====== Records for the task ======

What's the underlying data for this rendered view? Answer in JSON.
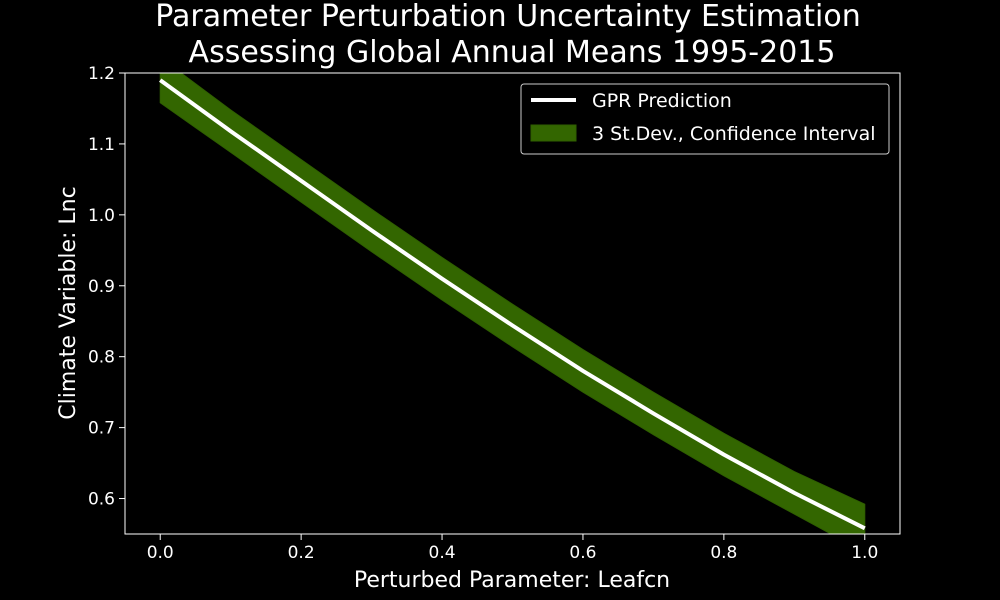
{
  "chart_data": {
    "type": "line",
    "title_lines": [
      "Parameter Perturbation Uncertainty Estimation",
      "Assessing Global Annual Means 1995-2015"
    ],
    "xlabel": "Perturbed Parameter: Leafcn",
    "ylabel": "Climate Variable: Lnc",
    "xlim": [
      -0.05,
      1.05
    ],
    "ylim": [
      0.55,
      1.2
    ],
    "xticks": [
      0.0,
      0.2,
      0.4,
      0.6,
      0.8,
      1.0
    ],
    "xtick_labels": [
      "0.0",
      "0.2",
      "0.4",
      "0.6",
      "0.8",
      "1.0"
    ],
    "yticks": [
      0.6,
      0.7,
      0.8,
      0.9,
      1.0,
      1.1,
      1.2
    ],
    "ytick_labels": [
      "0.6",
      "0.7",
      "0.8",
      "0.9",
      "1.0",
      "1.1",
      "1.2"
    ],
    "grid": false,
    "legend_position": "top-right",
    "x": [
      0.0,
      0.1,
      0.2,
      0.3,
      0.4,
      0.5,
      0.6,
      0.7,
      0.8,
      0.9,
      1.0
    ],
    "series": [
      {
        "name": "GPR Prediction",
        "kind": "line",
        "color": "#ffffff",
        "values": [
          1.19,
          1.118,
          1.048,
          0.978,
          0.91,
          0.844,
          0.78,
          0.72,
          0.662,
          0.608,
          0.558
        ]
      },
      {
        "name": "3 St.Dev., Confidence Interval",
        "kind": "band",
        "color": "#336600",
        "lower": [
          1.158,
          1.088,
          1.018,
          0.948,
          0.88,
          0.814,
          0.75,
          0.69,
          0.632,
          0.578,
          0.524
        ],
        "upper": [
          1.222,
          1.148,
          1.078,
          1.008,
          0.94,
          0.874,
          0.81,
          0.75,
          0.692,
          0.638,
          0.592
        ]
      }
    ]
  }
}
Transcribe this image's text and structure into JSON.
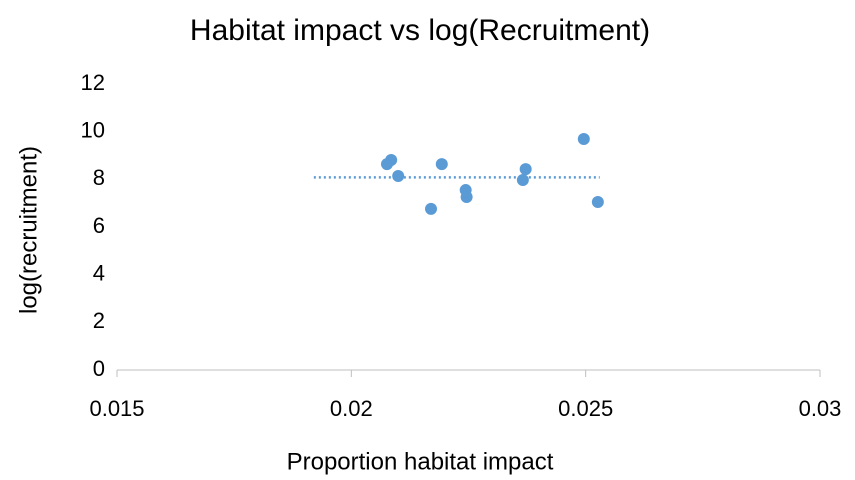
{
  "chart_data": {
    "type": "scatter",
    "title": "Habitat impact vs log(Recruitment)",
    "x_label": "Proportion habitat impact",
    "y_label": "log(recruitment)",
    "series": [
      {
        "color": "#5b9bd5",
        "x": [
          0.02076,
          0.02085,
          0.021,
          0.0217,
          0.02193,
          0.02244,
          0.02246,
          0.02366,
          0.02372,
          0.02496,
          0.02526
        ],
        "values": [
          8.64,
          8.81,
          8.14,
          6.76,
          8.64,
          7.55,
          7.26,
          7.97,
          8.43,
          9.69,
          7.05
        ]
      }
    ],
    "trendline": {
      "color": "#5b9bd5",
      "x": [
        0.0192,
        0.0253
      ],
      "values": [
        8.08,
        8.08
      ]
    },
    "xlim": [
      0.015,
      0.03
    ],
    "xticks": [
      0.015,
      0.02,
      0.025,
      0.03
    ],
    "ylim": [
      0,
      12
    ],
    "yticks": [
      0,
      2,
      4,
      6,
      8,
      10,
      12
    ]
  }
}
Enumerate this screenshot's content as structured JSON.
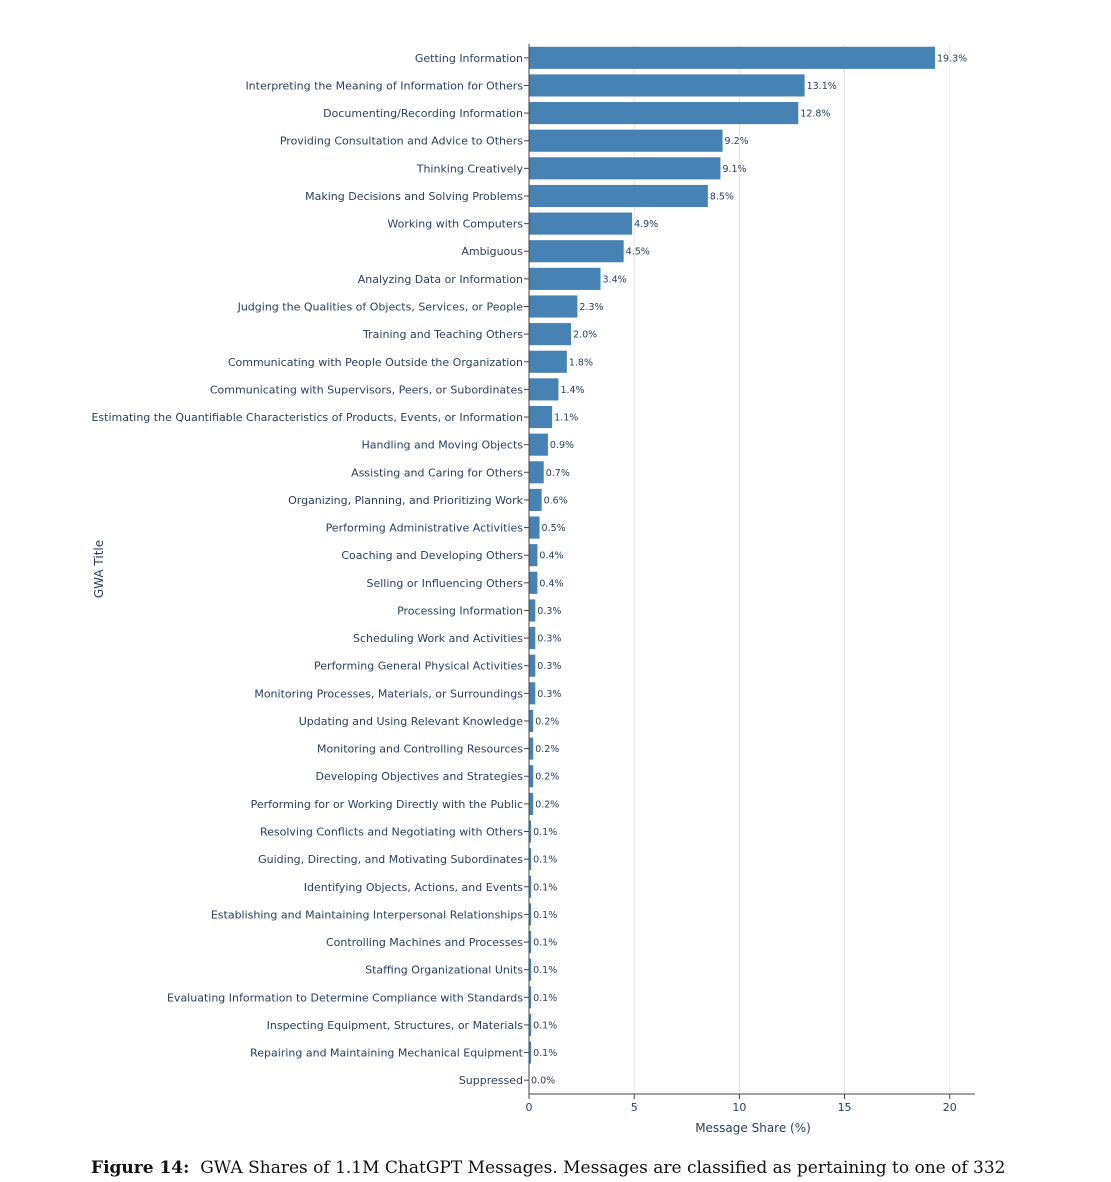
{
  "chart_data": {
    "type": "bar",
    "orientation": "horizontal",
    "categories": [
      "Getting Information",
      "Interpreting the Meaning of Information for Others",
      "Documenting/Recording Information",
      "Providing Consultation and Advice to Others",
      "Thinking Creatively",
      "Making Decisions and Solving Problems",
      "Working with Computers",
      "Ambiguous",
      "Analyzing Data or Information",
      "Judging the Qualities of Objects, Services, or People",
      "Training and Teaching Others",
      "Communicating with People Outside the Organization",
      "Communicating with Supervisors, Peers, or Subordinates",
      "Estimating the Quantifiable Characteristics of Products, Events, or Information",
      "Handling and Moving Objects",
      "Assisting and Caring for Others",
      "Organizing, Planning, and Prioritizing Work",
      "Performing Administrative Activities",
      "Coaching and Developing Others",
      "Selling or Influencing Others",
      "Processing Information",
      "Scheduling Work and Activities",
      "Performing General Physical Activities",
      "Monitoring Processes, Materials, or Surroundings",
      "Updating and Using Relevant Knowledge",
      "Monitoring and Controlling Resources",
      "Developing Objectives and Strategies",
      "Performing for or Working Directly with the Public",
      "Resolving Conflicts and Negotiating with Others",
      "Guiding, Directing, and Motivating Subordinates",
      "Identifying Objects, Actions, and Events",
      "Establishing and Maintaining Interpersonal Relationships",
      "Controlling Machines and Processes",
      "Staffing Organizational Units",
      "Evaluating Information to Determine Compliance with Standards",
      "Inspecting Equipment, Structures, or Materials",
      "Repairing and Maintaining Mechanical Equipment",
      "Suppressed"
    ],
    "values": [
      19.3,
      13.1,
      12.8,
      9.2,
      9.1,
      8.5,
      4.9,
      4.5,
      3.4,
      2.3,
      2.0,
      1.8,
      1.4,
      1.1,
      0.9,
      0.7,
      0.6,
      0.5,
      0.4,
      0.4,
      0.3,
      0.3,
      0.3,
      0.3,
      0.2,
      0.2,
      0.2,
      0.2,
      0.1,
      0.1,
      0.1,
      0.1,
      0.1,
      0.1,
      0.1,
      0.1,
      0.1,
      0.0
    ],
    "value_labels": [
      "19.3%",
      "13.1%",
      "12.8%",
      "9.2%",
      "9.1%",
      "8.5%",
      "4.9%",
      "4.5%",
      "3.4%",
      "2.3%",
      "2.0%",
      "1.8%",
      "1.4%",
      "1.1%",
      "0.9%",
      "0.7%",
      "0.6%",
      "0.5%",
      "0.4%",
      "0.4%",
      "0.3%",
      "0.3%",
      "0.3%",
      "0.3%",
      "0.2%",
      "0.2%",
      "0.2%",
      "0.2%",
      "0.1%",
      "0.1%",
      "0.1%",
      "0.1%",
      "0.1%",
      "0.1%",
      "0.1%",
      "0.1%",
      "0.1%",
      "0.0%"
    ],
    "title": "",
    "xlabel": "Message Share (%)",
    "ylabel": "GWA Title",
    "xlim": [
      0,
      21.2
    ],
    "xticks": [
      0,
      5,
      10,
      15,
      20
    ],
    "grid": true,
    "bar_color": "#4682b4"
  },
  "caption": {
    "label": "Figure 14:",
    "text": "GWA Shares of 1.1M ChatGPT Messages. Messages are classified as pertaining to one of 332"
  }
}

======

_The problem:_ All of the data above should be quoted exactly, except for the pictures.

_Solution below:_
What's the underlying data for this rendered view? Answer in JSON.
{
  "chart_data": {
    "type": "line",
    "title_lines": [
      "Parameter Perturbation Uncertainty Estimation",
      "Assessing Global Annual Means 1995-2015"
    ],
    "xlabel": "Perturbed Parameter: Leafcn",
    "ylabel": "Climate Variable: Lnc",
    "xlim": [
      -0.05,
      1.05
    ],
    "ylim": [
      0.55,
      1.2
    ],
    "xticks": [
      0.0,
      0.2,
      0.4,
      0.6,
      0.8,
      1.0
    ],
    "xtick_labels": [
      "0.0",
      "0.2",
      "0.4",
      "0.6",
      "0.8",
      "1.0"
    ],
    "yticks": [
      0.6,
      0.7,
      0.8,
      0.9,
      1.0,
      1.1,
      1.2
    ],
    "ytick_labels": [
      "0.6",
      "0.7",
      "0.8",
      "0.9",
      "1.0",
      "1.1",
      "1.2"
    ],
    "grid": false,
    "legend_position": "top-right",
    "x": [
      0.0,
      0.1,
      0.2,
      0.3,
      0.4,
      0.5,
      0.6,
      0.7,
      0.8,
      0.9,
      1.0
    ],
    "series": [
      {
        "name": "GPR Prediction",
        "kind": "line",
        "color": "#ffffff",
        "values": [
          1.19,
          1.118,
          1.048,
          0.978,
          0.91,
          0.844,
          0.78,
          0.72,
          0.662,
          0.608,
          0.558
        ]
      },
      {
        "name": "3 St.Dev., Confidence Interval",
        "kind": "band",
        "color": "#336600",
        "lower": [
          1.158,
          1.088,
          1.018,
          0.948,
          0.88,
          0.814,
          0.75,
          0.69,
          0.632,
          0.578,
          0.524
        ],
        "upper": [
          1.222,
          1.148,
          1.078,
          1.008,
          0.94,
          0.874,
          0.81,
          0.75,
          0.692,
          0.638,
          0.592
        ]
      }
    ]
  }
}
Transcribe this image's text and structure into JSON.
{
  "chart_data": {
    "type": "scatter",
    "title": "Habitat impact vs log(Recruitment)",
    "x_label": "Proportion habitat impact",
    "y_label": "log(recruitment)",
    "series": [
      {
        "color": "#5b9bd5",
        "x": [
          0.02076,
          0.02085,
          0.021,
          0.0217,
          0.02193,
          0.02244,
          0.02246,
          0.02366,
          0.02372,
          0.02496,
          0.02526
        ],
        "values": [
          8.64,
          8.81,
          8.14,
          6.76,
          8.64,
          7.55,
          7.26,
          7.97,
          8.43,
          9.69,
          7.05
        ]
      }
    ],
    "trendline": {
      "color": "#5b9bd5",
      "x": [
        0.0192,
        0.0253
      ],
      "values": [
        8.08,
        8.08
      ]
    },
    "xlim": [
      0.015,
      0.03
    ],
    "xticks": [
      0.015,
      0.02,
      0.025,
      0.03
    ],
    "ylim": [
      0,
      12
    ],
    "yticks": [
      0,
      2,
      4,
      6,
      8,
      10,
      12
    ]
  }
}
Enumerate this screenshot's content as structured JSON.
{
  "chart_data": {
    "type": "bar",
    "orientation": "horizontal",
    "categories": [
      "Getting Information",
      "Interpreting the Meaning of Information for Others",
      "Documenting/Recording Information",
      "Providing Consultation and Advice to Others",
      "Thinking Creatively",
      "Making Decisions and Solving Problems",
      "Working with Computers",
      "Ambiguous",
      "Analyzing Data or Information",
      "Judging the Qualities of Objects, Services, or People",
      "Training and Teaching Others",
      "Communicating with People Outside the Organization",
      "Communicating with Supervisors, Peers, or Subordinates",
      "Estimating the Quantifiable Characteristics of Products, Events, or Information",
      "Handling and Moving Objects",
      "Assisting and Caring for Others",
      "Organizing, Planning, and Prioritizing Work",
      "Performing Administrative Activities",
      "Coaching and Developing Others",
      "Selling or Influencing Others",
      "Processing Information",
      "Scheduling Work and Activities",
      "Performing General Physical Activities",
      "Monitoring Processes, Materials, or Surroundings",
      "Updating and Using Relevant Knowledge",
      "Monitoring and Controlling Resources",
      "Developing Objectives and Strategies",
      "Performing for or Working Directly with the Public",
      "Resolving Conflicts and Negotiating with Others",
      "Guiding, Directing, and Motivating Subordinates",
      "Identifying Objects, Actions, and Events",
      "Establishing and Maintaining Interpersonal Relationships",
      "Controlling Machines and Processes",
      "Staffing Organizational Units",
      "Evaluating Information to Determine Compliance with Standards",
      "Inspecting Equipment, Structures, or Materials",
      "Repairing and Maintaining Mechanical Equipment",
      "Suppressed"
    ],
    "values": [
      19.3,
      13.1,
      12.8,
      9.2,
      9.1,
      8.5,
      4.9,
      4.5,
      3.4,
      2.3,
      2.0,
      1.8,
      1.4,
      1.1,
      0.9,
      0.7,
      0.6,
      0.5,
      0.4,
      0.4,
      0.3,
      0.3,
      0.3,
      0.3,
      0.2,
      0.2,
      0.2,
      0.2,
      0.1,
      0.1,
      0.1,
      0.1,
      0.1,
      0.1,
      0.1,
      0.1,
      0.1,
      0.0
    ],
    "value_labels": [
      "19.3%",
      "13.1%",
      "12.8%",
      "9.2%",
      "9.1%",
      "8.5%",
      "4.9%",
      "4.5%",
      "3.4%",
      "2.3%",
      "2.0%",
      "1.8%",
      "1.4%",
      "1.1%",
      "0.9%",
      "0.7%",
      "0.6%",
      "0.5%",
      "0.4%",
      "0.4%",
      "0.3%",
      "0.3%",
      "0.3%",
      "0.3%",
      "0.2%",
      "0.2%",
      "0.2%",
      "0.2%",
      "0.1%",
      "0.1%",
      "0.1%",
      "0.1%",
      "0.1%",
      "0.1%",
      "0.1%",
      "0.1%",
      "0.1%",
      "0.0%"
    ],
    "title": "",
    "xlabel": "Message Share (%)",
    "ylabel": "GWA Title",
    "xlim": [
      0,
      21.2
    ],
    "xticks": [
      0,
      5,
      10,
      15,
      20
    ],
    "grid": true,
    "bar_color": "#4682b4"
  },
  "caption": {
    "label": "Figure 14:",
    "text": "GWA Shares of 1.1M ChatGPT Messages. Messages are classified as pertaining to one of 332"
  }
}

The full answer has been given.